** begin STORED ROWS **

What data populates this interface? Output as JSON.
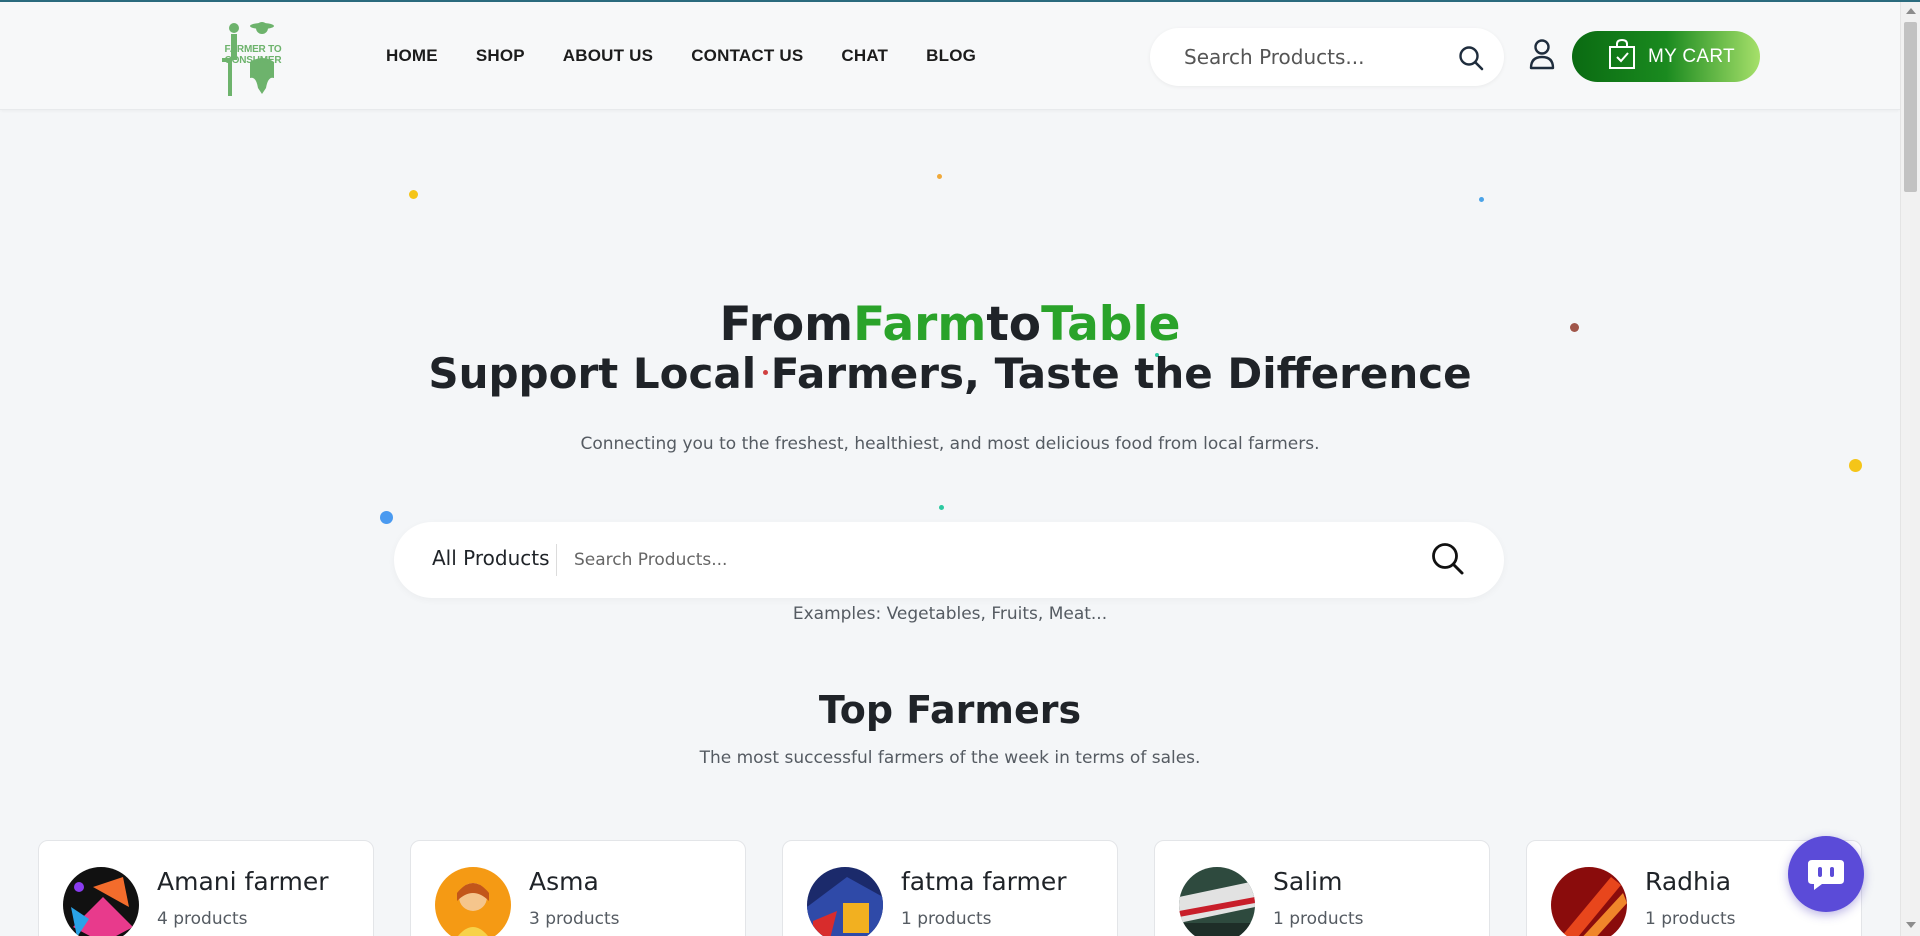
{
  "logo": {
    "text": "FARMER TO CONSUMER",
    "letters": "F T C"
  },
  "nav": {
    "items": [
      {
        "label": "HOME"
      },
      {
        "label": "SHOP"
      },
      {
        "label": "ABOUT US"
      },
      {
        "label": "CONTACT US"
      },
      {
        "label": "CHAT"
      },
      {
        "label": "BLOG"
      }
    ]
  },
  "header_search": {
    "placeholder": "Search Products..."
  },
  "cart": {
    "label": "MY CART"
  },
  "hero": {
    "title_from": "From",
    "title_farm": "Farm",
    "title_to": "to",
    "title_table": "Table",
    "subtitle": "Support Local Farmers, Taste the Difference",
    "description": "Connecting you to the freshest, healthiest, and most delicious food from local farmers."
  },
  "main_search": {
    "category": "All Products",
    "placeholder": "Search Products...",
    "examples": "Examples: Vegetables, Fruits, Meat..."
  },
  "top_farmers": {
    "title": "Top Farmers",
    "subtitle": "The most successful farmers of the week in terms of sales.",
    "farmers": [
      {
        "name": "Amani farmer",
        "products": "4 products"
      },
      {
        "name": "Asma",
        "products": "3 products"
      },
      {
        "name": "fatma farmer",
        "products": "1 products"
      },
      {
        "name": "Salim",
        "products": "1 products"
      },
      {
        "name": "Radhia",
        "products": "1 products"
      }
    ]
  },
  "colors": {
    "brand_green": "#2aa32a",
    "cart_gradient_start": "#0a6b12",
    "cart_gradient_end": "#a6e06a",
    "chat_purple": "#5b4bd8"
  }
}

** end STORED ROWS **

» **THE PROBLEM**:
Extract the full listing above verbatim; pictures are to be left out of the copy.

» **ANSWER TO THE PROBLEM**:
What data populates this interface? Output as JSON.
{
  "logo": {
    "text": "FARMER TO CONSUMER",
    "letters": "F T C"
  },
  "nav": {
    "items": [
      {
        "label": "HOME"
      },
      {
        "label": "SHOP"
      },
      {
        "label": "ABOUT US"
      },
      {
        "label": "CONTACT US"
      },
      {
        "label": "CHAT"
      },
      {
        "label": "BLOG"
      }
    ]
  },
  "header_search": {
    "placeholder": "Search Products..."
  },
  "cart": {
    "label": "MY CART"
  },
  "hero": {
    "title_from": "From",
    "title_farm": "Farm",
    "title_to": "to",
    "title_table": "Table",
    "subtitle": "Support Local Farmers, Taste the Difference",
    "description": "Connecting you to the freshest, healthiest, and most delicious food from local farmers."
  },
  "main_search": {
    "category": "All Products",
    "placeholder": "Search Products...",
    "examples": "Examples: Vegetables, Fruits, Meat..."
  },
  "top_farmers": {
    "title": "Top Farmers",
    "subtitle": "The most successful farmers of the week in terms of sales.",
    "farmers": [
      {
        "name": "Amani farmer",
        "products": "4 products"
      },
      {
        "name": "Asma",
        "products": "3 products"
      },
      {
        "name": "fatma farmer",
        "products": "1 products"
      },
      {
        "name": "Salim",
        "products": "1 products"
      },
      {
        "name": "Radhia",
        "products": "1 products"
      }
    ]
  },
  "colors": {
    "brand_green": "#2aa32a",
    "cart_gradient_start": "#0a6b12",
    "cart_gradient_end": "#a6e06a",
    "chat_purple": "#5b4bd8"
  }
}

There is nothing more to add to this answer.